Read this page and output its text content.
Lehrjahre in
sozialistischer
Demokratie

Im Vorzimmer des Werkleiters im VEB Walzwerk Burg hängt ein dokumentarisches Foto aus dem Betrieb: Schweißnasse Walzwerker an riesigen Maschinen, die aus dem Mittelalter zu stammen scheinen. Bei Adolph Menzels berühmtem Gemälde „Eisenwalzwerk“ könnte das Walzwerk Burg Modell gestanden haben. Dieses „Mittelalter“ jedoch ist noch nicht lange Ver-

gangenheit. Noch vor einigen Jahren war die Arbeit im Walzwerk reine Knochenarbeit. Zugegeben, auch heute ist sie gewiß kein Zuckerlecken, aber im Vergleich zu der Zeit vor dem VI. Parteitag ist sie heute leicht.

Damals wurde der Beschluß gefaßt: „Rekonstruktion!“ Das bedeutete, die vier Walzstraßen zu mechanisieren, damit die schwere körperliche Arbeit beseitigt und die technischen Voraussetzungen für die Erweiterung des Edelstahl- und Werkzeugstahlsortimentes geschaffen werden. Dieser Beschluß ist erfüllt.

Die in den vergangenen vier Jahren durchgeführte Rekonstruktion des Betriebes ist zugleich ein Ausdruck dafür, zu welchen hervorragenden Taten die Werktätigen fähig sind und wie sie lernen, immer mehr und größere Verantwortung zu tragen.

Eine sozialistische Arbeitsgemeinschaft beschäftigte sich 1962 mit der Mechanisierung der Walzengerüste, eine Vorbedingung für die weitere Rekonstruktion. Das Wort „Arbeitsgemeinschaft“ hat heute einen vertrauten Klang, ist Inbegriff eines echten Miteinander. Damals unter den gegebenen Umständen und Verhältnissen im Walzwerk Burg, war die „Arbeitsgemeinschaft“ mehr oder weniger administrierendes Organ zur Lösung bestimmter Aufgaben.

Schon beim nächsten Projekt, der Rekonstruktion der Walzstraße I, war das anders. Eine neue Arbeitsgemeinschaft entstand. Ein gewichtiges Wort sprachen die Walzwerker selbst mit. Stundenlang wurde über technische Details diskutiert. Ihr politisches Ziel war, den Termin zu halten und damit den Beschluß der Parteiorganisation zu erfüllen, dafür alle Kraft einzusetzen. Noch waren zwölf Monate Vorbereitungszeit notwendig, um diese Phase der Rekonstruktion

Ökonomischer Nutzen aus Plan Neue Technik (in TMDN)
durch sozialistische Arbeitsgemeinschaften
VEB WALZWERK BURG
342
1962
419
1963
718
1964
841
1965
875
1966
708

==========

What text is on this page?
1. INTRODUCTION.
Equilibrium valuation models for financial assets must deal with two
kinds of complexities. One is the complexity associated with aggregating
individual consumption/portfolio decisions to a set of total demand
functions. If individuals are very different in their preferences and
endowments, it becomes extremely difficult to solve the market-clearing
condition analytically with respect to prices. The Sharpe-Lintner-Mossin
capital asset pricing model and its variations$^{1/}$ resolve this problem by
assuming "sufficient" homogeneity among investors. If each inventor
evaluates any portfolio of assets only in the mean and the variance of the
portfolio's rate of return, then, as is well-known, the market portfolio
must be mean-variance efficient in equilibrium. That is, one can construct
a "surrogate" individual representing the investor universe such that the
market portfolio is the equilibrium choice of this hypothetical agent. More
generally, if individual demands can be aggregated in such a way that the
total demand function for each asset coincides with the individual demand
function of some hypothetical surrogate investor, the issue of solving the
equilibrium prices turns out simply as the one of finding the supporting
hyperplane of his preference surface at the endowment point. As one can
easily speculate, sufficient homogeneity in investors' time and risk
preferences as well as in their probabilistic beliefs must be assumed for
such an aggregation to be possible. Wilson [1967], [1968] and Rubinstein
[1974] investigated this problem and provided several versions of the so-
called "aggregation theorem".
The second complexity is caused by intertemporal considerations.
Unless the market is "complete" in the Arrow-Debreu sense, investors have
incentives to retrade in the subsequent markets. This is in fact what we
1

==========

▶ _STATED TASK_
Show every line above in which the word "mean" occurs.

▶ _RESULT OF THIS EXERCISE_
evaluates any portfolio of assets only in the mean and the variance of the
must be mean-variance efficient in equilibrium. That is, one can construct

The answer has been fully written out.